Aim of the exercise — Look for the string "Ordner" and copy every line that has it.

[Start of Dataset excerpts]

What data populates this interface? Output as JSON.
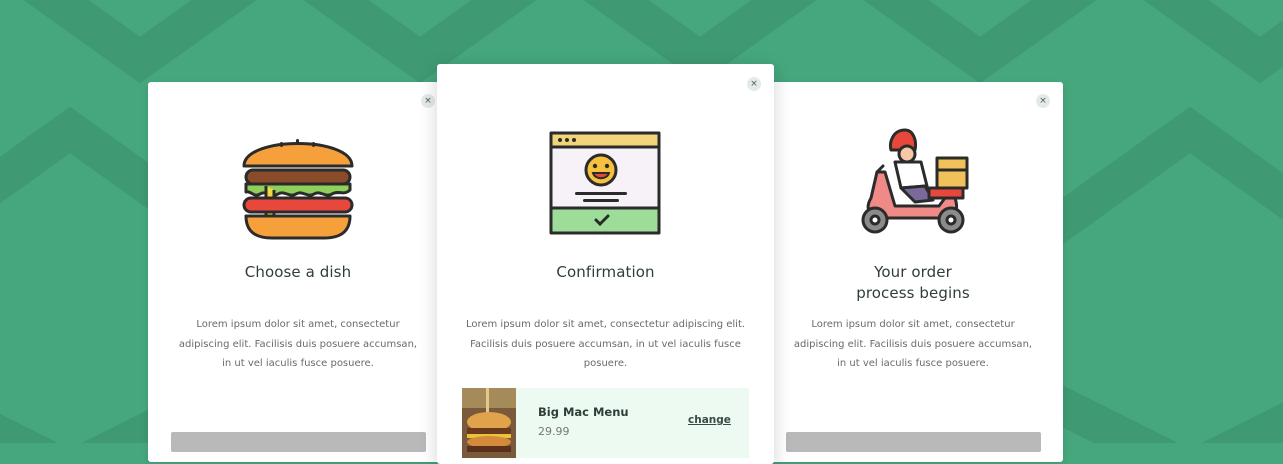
{
  "colors": {
    "background": "#46a77d",
    "card": "#ffffff",
    "accent_light": "#ecfaf2"
  },
  "steps": [
    {
      "icon": "burger-icon",
      "title": "Choose a dish",
      "description": "Lorem ipsum dolor sit amet, consectetur adipiscing elit. Facilisis duis posuere accumsan, in ut vel iaculis fusce posuere.",
      "close_label": "×"
    },
    {
      "icon": "browser-smiley-icon",
      "title": "Confirmation",
      "description": "Lorem ipsum dolor sit amet, consectetur adipiscing elit. Facilisis duis posuere accumsan, in ut vel iaculis fusce posuere.",
      "close_label": "×"
    },
    {
      "icon": "delivery-scooter-icon",
      "title_line1": "Your order",
      "title_line2": "process begins",
      "description": "Lorem ipsum dolor sit amet, consectetur adipiscing elit. Facilisis duis posuere accumsan, in ut vel iaculis fusce posuere.",
      "close_label": "×"
    }
  ],
  "order": {
    "item_name": "Big Mac Menu",
    "price": "29.99",
    "change_label": "change"
  }
}
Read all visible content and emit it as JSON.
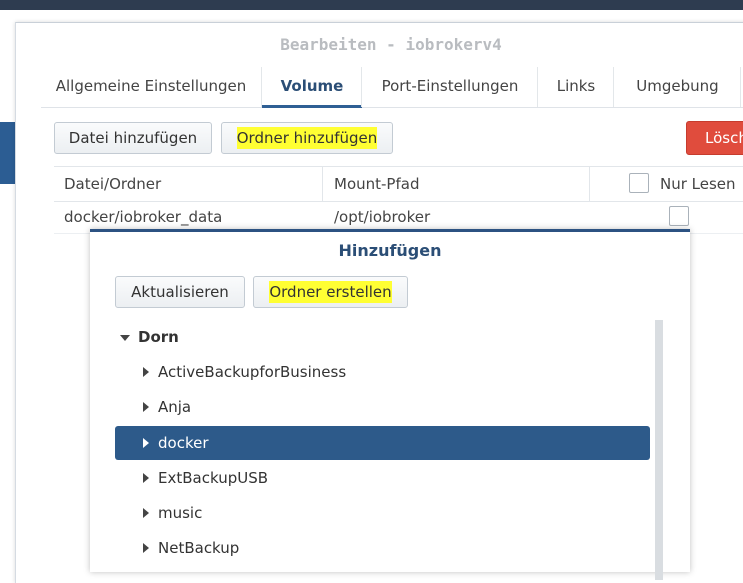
{
  "window": {
    "title": "Bearbeiten - iobrokerv4"
  },
  "tabs": [
    {
      "label": "Allgemeine Einstellungen"
    },
    {
      "label": "Volume"
    },
    {
      "label": "Port-Einstellungen"
    },
    {
      "label": "Links"
    },
    {
      "label": "Umgebung"
    }
  ],
  "toolbar": {
    "add_file_label": "Datei hinzufügen",
    "add_folder_label": "Ordner hinzufügen",
    "delete_label": "Lösch"
  },
  "table": {
    "columns": [
      "Datei/Ordner",
      "Mount-Pfad",
      "Nur Lesen"
    ],
    "rows": [
      {
        "folder": "docker/iobroker_data",
        "mount": "/opt/iobroker",
        "readonly": false
      }
    ]
  },
  "dialog": {
    "title": "Hinzufügen",
    "refresh_label": "Aktualisieren",
    "create_folder_label": "Ordner erstellen",
    "tree": {
      "root": "Dorn",
      "items": [
        "ActiveBackupforBusiness",
        "Anja",
        "docker",
        "ExtBackupUSB",
        "music",
        "NetBackup"
      ],
      "selected": "docker"
    }
  },
  "colors": {
    "highlight": "#ffff33",
    "accent": "#2c5282",
    "selected_row": "#2d5a8a",
    "danger": "#e04c3d"
  }
}
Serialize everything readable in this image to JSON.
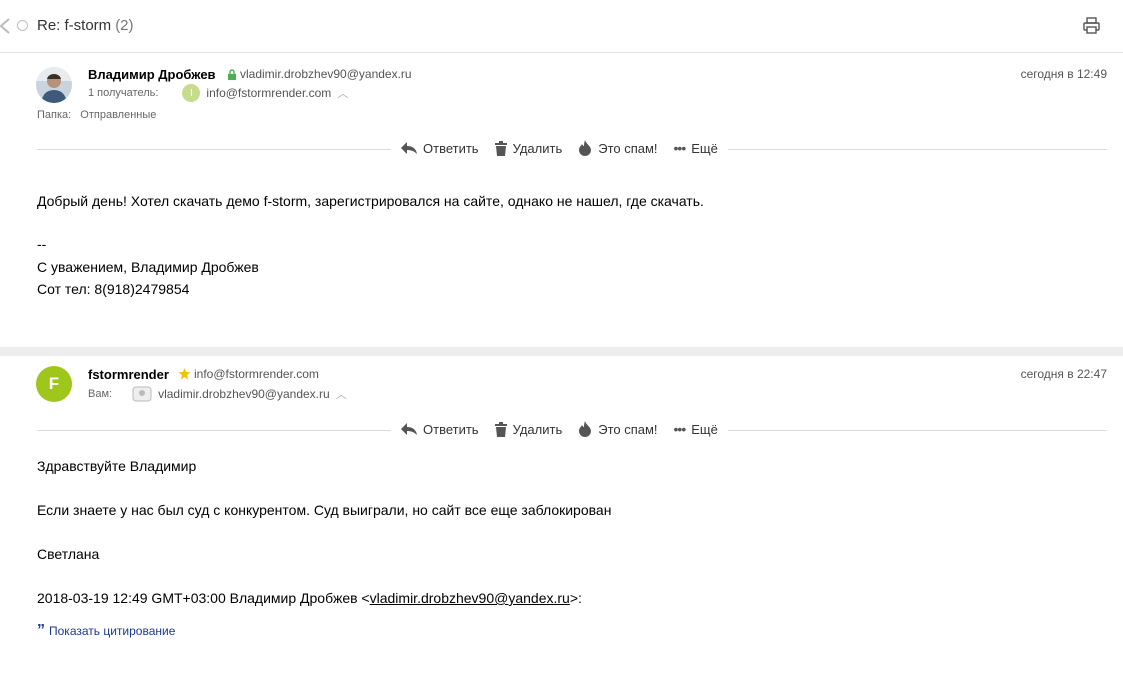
{
  "thread": {
    "subject": "Re: f-storm",
    "count": "(2)"
  },
  "toolbar": {
    "reply": "Ответить",
    "delete": "Удалить",
    "spam": "Это спам!",
    "more": "Ещё"
  },
  "messages": [
    {
      "sender_name": "Владимир Дробжев",
      "sender_email": "vladimir.drobzhev90@yandex.ru",
      "date": "сегодня в 12:49",
      "recipients_label": "1 получатель:",
      "recipient_avatar": "I",
      "recipient_email": "info@fstormrender.com",
      "folder_label": "Папка:",
      "folder_value": "Отправленные",
      "body": [
        "Добрый день! Хотел скачать демо f-storm, зарегистрировался на сайте, однако не нашел, где скачать.",
        "--",
        "С уважением, Владимир Дробжев",
        "Сот тел: 8(918)2479854"
      ]
    },
    {
      "avatar_letter": "F",
      "sender_name": "fstormrender",
      "sender_email": "info@fstormrender.com",
      "date": "сегодня в 22:47",
      "recipients_label": "Вам:",
      "recipient_email": "vladimir.drobzhev90@yandex.ru",
      "body": [
        "Здравствуйте Владимир",
        "Если знаете у нас был суд с конкурентом. Суд выиграли, но сайт все еще заблокирован",
        "Светлана"
      ],
      "quote_header_prefix": "2018-03-19 12:49 GMT+03:00 Владимир Дробжев <",
      "quote_header_link": "vladimir.drobzhev90@yandex.ru",
      "quote_header_suffix": ">:",
      "show_quote": "Показать цитирование"
    }
  ],
  "colors": {
    "accent_green": "#9fc61a",
    "secure_green": "#4caf50",
    "quote_link": "#1a3a8c"
  }
}
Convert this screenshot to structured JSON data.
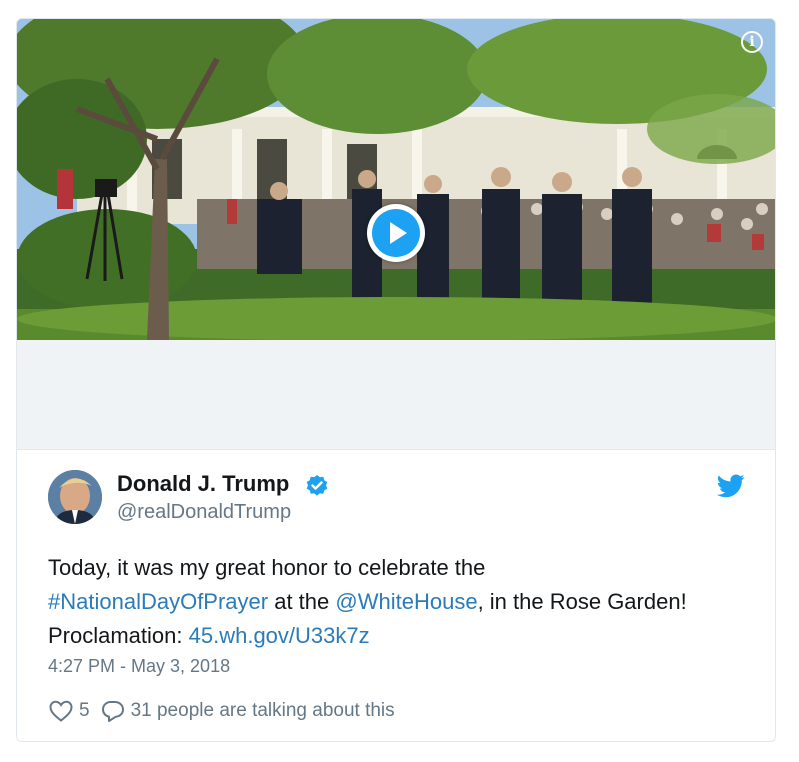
{
  "media": {
    "info_icon": "info-icon",
    "play_icon": "play-icon"
  },
  "tweet": {
    "author_name": "Donald J. Trump",
    "handle": "@realDonaldTrump",
    "verified_icon": "verified-badge-icon",
    "brand_icon": "twitter-bird-icon",
    "text_part1": "Today, it was my great honor to celebrate the",
    "hashtag": "#NationalDayOfPrayer",
    "text_part2": " at the ",
    "mention": "@WhiteHouse",
    "text_part3": ", in the Rose Garden!",
    "text_part4": "Proclamation: ",
    "url": "45.wh.gov/U33k7z",
    "timestamp": "4:27 PM - May 3, 2018",
    "likes": "5",
    "talking": "31 people are talking about this"
  },
  "colors": {
    "accent": "#1da1f2",
    "link": "#2b7bb9",
    "muted": "#657786",
    "text": "#14171a",
    "border": "#e1e8ed"
  }
}
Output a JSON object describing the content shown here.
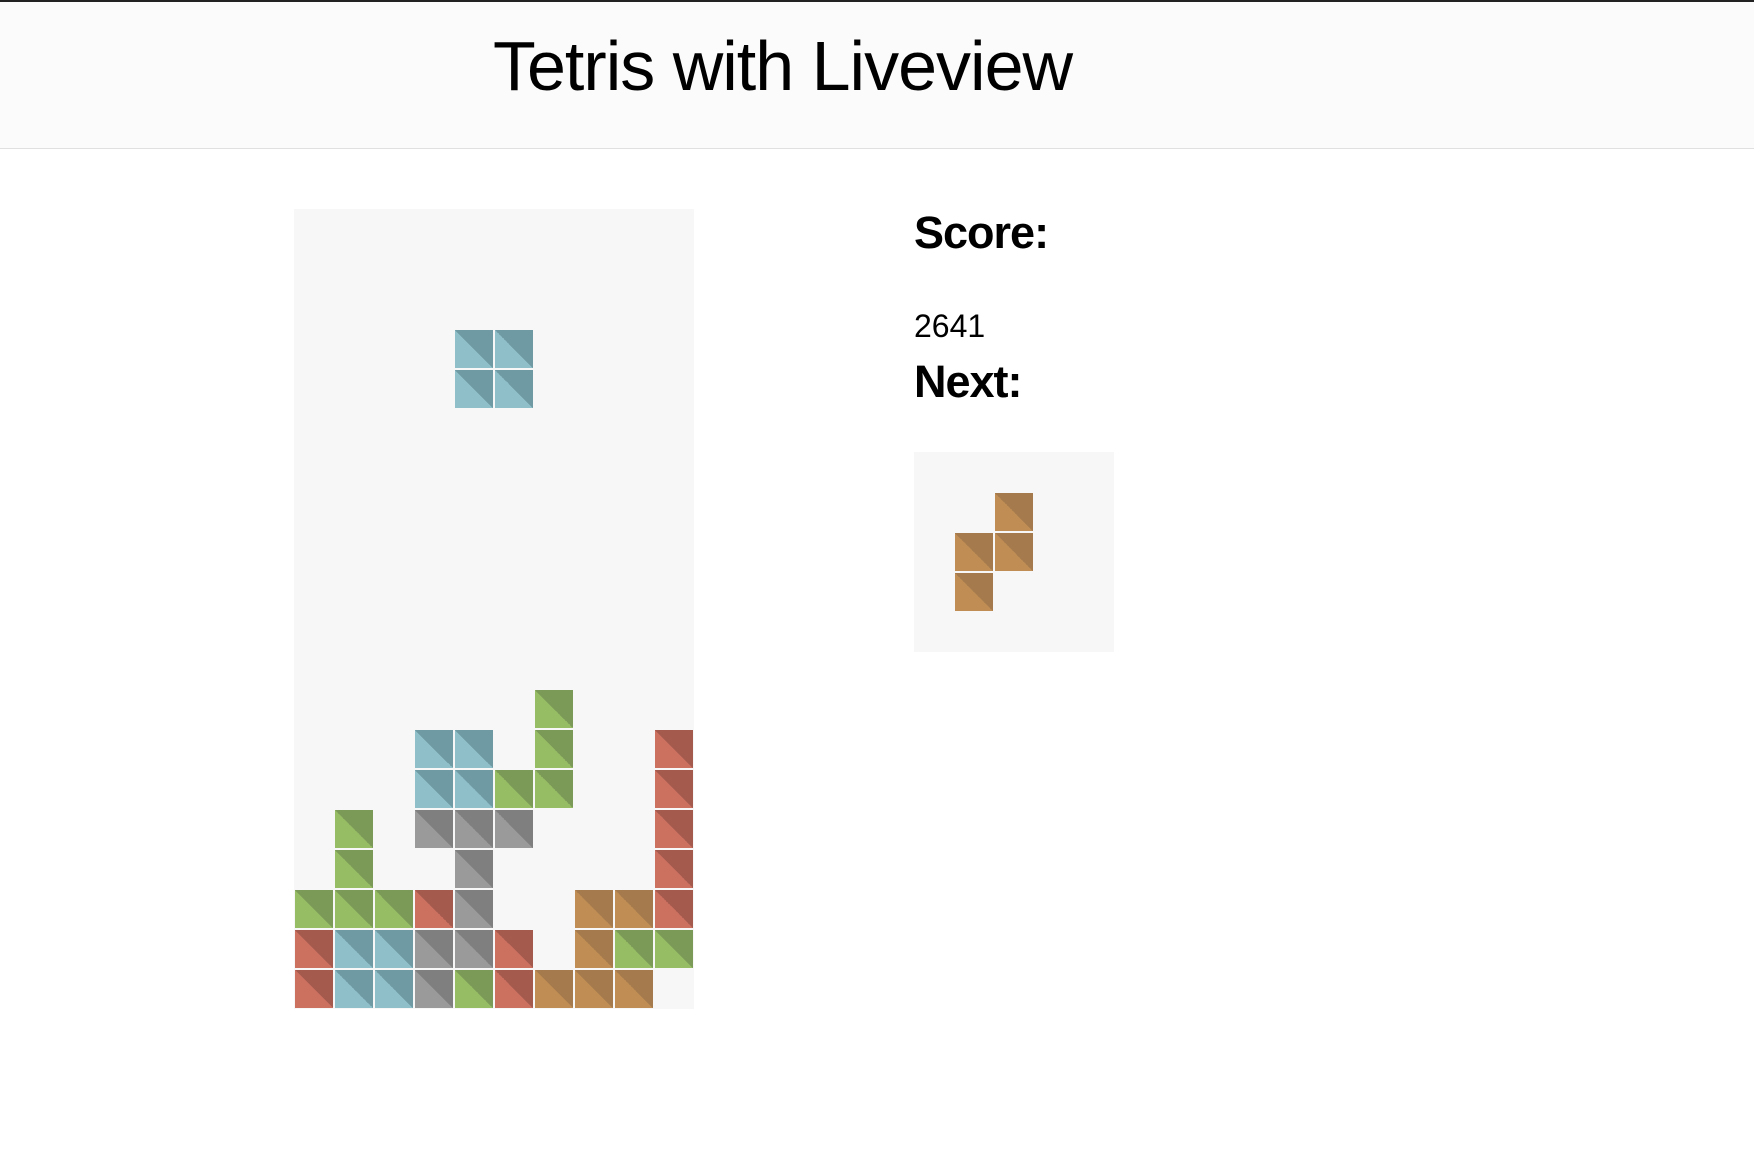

[End of Dataset excerpts]

Solution to this task —
    "add_folder_label": "Ordner hinzufügen",
      "Datei/Ordner",
    "create_folder_label": "Ordner erstellen",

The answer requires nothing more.